# Dataset records start

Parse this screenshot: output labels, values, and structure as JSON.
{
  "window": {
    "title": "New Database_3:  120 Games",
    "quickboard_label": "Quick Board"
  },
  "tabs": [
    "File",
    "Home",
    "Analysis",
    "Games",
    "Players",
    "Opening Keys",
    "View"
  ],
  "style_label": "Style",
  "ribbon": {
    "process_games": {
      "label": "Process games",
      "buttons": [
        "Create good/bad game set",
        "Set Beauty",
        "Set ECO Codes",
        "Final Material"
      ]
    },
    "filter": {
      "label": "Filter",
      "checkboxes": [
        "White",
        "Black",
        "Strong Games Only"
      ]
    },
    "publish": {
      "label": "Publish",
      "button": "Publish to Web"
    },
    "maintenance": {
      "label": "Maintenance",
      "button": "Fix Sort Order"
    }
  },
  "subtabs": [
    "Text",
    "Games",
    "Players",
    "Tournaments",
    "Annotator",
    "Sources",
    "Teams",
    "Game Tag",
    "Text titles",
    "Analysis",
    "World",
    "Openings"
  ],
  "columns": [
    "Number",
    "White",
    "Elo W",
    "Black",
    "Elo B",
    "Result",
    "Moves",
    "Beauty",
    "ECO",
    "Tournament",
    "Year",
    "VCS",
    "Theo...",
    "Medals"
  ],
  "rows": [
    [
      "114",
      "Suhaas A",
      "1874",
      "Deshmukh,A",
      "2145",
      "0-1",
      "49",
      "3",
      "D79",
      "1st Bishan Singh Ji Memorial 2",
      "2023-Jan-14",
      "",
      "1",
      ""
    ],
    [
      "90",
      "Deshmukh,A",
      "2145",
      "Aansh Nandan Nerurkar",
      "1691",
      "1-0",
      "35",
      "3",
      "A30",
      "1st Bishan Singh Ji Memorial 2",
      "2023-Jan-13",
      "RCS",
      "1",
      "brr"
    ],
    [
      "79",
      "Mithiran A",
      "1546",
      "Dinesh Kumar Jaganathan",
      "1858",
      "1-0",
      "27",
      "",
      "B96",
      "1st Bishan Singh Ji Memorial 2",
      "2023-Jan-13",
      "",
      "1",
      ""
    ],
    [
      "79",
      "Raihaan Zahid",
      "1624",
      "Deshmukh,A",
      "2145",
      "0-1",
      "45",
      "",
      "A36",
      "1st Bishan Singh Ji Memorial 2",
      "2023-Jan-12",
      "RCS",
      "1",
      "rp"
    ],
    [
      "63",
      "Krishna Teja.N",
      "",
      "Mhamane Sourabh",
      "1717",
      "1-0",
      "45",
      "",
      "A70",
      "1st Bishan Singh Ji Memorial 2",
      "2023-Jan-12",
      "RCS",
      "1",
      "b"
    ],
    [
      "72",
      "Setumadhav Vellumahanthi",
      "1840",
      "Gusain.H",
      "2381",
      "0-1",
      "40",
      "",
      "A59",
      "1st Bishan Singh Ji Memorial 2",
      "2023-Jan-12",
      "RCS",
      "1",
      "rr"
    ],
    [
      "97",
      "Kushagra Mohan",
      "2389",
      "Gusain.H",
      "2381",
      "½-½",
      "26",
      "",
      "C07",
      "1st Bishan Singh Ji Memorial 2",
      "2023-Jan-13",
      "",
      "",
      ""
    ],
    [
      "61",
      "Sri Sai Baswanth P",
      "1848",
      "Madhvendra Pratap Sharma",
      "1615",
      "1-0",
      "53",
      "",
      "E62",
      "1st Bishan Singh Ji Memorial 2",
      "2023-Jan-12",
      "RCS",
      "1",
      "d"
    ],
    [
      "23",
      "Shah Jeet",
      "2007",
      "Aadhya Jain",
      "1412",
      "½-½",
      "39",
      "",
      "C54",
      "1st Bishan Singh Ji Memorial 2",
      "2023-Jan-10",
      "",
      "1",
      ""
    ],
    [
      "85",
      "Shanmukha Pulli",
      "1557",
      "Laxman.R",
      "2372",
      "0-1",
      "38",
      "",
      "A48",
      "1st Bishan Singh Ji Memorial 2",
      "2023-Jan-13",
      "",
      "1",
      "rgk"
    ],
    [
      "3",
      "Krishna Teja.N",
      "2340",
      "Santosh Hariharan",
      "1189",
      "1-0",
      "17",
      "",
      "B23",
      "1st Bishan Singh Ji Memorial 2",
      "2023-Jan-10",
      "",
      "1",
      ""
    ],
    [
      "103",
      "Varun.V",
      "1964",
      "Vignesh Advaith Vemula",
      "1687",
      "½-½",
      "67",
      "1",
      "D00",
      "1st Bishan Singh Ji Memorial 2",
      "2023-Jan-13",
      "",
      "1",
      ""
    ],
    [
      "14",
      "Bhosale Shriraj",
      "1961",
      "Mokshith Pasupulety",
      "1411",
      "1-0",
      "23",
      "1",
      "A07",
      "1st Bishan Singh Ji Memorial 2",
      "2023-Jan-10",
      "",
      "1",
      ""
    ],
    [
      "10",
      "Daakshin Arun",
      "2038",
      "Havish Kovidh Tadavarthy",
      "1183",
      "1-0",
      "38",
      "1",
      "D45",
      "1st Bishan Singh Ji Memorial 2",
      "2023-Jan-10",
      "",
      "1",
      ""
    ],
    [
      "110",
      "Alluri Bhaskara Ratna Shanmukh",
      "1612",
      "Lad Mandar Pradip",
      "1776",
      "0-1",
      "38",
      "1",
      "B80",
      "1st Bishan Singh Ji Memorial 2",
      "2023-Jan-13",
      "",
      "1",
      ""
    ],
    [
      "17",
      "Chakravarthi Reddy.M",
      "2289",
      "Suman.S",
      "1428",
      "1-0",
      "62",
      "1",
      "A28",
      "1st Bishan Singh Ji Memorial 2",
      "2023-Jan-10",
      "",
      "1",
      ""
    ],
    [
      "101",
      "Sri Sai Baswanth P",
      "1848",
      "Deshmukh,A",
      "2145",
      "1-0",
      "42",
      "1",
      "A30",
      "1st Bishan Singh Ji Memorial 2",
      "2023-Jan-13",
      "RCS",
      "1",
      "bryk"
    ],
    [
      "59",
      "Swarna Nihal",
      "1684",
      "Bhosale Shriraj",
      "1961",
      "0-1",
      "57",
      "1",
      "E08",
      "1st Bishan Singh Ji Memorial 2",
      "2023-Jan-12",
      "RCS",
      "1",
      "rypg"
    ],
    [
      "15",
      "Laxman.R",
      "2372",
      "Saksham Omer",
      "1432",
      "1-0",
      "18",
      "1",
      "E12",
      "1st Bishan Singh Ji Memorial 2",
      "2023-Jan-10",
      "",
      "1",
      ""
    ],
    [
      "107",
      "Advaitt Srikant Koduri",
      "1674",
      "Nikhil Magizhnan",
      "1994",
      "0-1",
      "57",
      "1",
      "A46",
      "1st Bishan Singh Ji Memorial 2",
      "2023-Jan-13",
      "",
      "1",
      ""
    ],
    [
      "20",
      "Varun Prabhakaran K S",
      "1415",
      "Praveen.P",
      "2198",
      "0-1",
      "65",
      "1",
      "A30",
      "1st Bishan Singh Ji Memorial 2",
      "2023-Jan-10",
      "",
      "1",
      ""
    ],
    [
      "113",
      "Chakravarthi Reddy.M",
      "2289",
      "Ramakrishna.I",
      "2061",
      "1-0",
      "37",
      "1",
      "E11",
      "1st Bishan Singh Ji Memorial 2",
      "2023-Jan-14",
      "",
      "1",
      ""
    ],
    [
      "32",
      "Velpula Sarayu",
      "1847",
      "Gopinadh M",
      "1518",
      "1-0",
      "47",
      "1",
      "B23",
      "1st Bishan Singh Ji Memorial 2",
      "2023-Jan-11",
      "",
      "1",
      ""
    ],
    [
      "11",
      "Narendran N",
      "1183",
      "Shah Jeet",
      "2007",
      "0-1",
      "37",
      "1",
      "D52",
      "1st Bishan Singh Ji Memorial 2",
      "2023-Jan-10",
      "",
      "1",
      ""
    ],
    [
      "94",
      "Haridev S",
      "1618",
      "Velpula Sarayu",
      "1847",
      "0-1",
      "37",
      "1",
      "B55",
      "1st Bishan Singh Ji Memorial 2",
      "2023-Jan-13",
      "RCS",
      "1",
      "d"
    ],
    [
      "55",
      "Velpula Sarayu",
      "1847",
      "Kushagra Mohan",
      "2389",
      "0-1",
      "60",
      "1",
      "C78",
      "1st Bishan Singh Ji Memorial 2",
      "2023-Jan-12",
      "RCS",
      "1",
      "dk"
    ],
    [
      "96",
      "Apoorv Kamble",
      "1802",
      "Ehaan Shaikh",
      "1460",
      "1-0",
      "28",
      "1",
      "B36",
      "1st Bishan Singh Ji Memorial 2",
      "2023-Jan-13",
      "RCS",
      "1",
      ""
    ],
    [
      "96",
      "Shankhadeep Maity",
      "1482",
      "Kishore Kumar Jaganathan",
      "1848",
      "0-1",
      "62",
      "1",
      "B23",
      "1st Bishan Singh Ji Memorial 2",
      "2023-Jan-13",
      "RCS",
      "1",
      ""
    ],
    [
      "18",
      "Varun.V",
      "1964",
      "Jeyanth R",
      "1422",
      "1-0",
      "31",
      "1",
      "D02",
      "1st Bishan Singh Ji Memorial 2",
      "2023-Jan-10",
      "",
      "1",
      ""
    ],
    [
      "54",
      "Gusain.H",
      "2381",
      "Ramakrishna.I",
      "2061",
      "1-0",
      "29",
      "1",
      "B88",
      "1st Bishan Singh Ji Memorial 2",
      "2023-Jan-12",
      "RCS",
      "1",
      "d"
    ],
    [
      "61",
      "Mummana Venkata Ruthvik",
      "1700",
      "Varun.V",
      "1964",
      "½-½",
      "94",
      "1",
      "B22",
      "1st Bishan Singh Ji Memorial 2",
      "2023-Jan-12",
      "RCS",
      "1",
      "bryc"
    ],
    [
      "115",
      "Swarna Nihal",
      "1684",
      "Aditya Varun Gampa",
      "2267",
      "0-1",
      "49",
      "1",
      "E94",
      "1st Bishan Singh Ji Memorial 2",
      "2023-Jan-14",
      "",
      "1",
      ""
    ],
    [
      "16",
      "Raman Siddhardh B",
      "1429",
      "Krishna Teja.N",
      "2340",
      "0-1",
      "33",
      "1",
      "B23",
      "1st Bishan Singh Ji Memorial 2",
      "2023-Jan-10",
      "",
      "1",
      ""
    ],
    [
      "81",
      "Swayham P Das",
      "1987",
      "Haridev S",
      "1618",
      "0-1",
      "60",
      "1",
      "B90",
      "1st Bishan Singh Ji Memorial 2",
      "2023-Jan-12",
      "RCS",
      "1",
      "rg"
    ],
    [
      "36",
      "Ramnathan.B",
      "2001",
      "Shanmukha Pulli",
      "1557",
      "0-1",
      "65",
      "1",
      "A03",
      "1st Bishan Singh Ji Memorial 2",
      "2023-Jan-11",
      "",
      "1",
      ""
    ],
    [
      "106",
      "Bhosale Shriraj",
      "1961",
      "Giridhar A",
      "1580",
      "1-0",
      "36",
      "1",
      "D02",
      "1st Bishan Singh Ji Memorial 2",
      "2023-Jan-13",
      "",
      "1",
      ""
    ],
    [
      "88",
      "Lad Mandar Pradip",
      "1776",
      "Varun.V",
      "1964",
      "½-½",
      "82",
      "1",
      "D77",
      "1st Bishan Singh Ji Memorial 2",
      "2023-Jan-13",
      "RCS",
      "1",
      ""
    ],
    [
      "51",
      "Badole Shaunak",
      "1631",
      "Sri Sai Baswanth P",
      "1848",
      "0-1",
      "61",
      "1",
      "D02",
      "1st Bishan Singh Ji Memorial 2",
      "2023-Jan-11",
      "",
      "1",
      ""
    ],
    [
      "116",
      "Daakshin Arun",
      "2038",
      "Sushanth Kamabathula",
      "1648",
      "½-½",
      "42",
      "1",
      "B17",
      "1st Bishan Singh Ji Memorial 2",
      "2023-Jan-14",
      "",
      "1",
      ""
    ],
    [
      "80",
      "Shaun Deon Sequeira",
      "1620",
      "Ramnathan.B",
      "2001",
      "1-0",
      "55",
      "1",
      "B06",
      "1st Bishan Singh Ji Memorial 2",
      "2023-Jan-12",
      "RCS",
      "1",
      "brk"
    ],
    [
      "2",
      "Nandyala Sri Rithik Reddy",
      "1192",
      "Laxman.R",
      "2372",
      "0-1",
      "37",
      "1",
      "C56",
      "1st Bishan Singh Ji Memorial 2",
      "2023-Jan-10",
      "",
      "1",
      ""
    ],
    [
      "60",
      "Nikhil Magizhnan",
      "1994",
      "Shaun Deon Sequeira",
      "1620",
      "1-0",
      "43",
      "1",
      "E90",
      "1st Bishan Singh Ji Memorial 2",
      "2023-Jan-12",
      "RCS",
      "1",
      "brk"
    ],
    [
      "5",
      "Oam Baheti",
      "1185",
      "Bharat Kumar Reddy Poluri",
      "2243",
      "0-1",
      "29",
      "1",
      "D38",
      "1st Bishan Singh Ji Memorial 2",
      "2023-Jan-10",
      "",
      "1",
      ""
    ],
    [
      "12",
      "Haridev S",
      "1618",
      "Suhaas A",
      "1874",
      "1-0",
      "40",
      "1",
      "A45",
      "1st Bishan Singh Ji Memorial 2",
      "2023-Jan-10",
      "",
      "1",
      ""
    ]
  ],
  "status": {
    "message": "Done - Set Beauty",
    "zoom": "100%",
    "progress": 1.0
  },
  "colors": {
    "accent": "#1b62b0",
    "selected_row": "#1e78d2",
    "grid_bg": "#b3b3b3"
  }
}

# Dataset records end

- **Goal of the exercise**
Look through the entries above and report the number of lines that contain "Kumar". Write only the number.

- **Response to the exercise**
3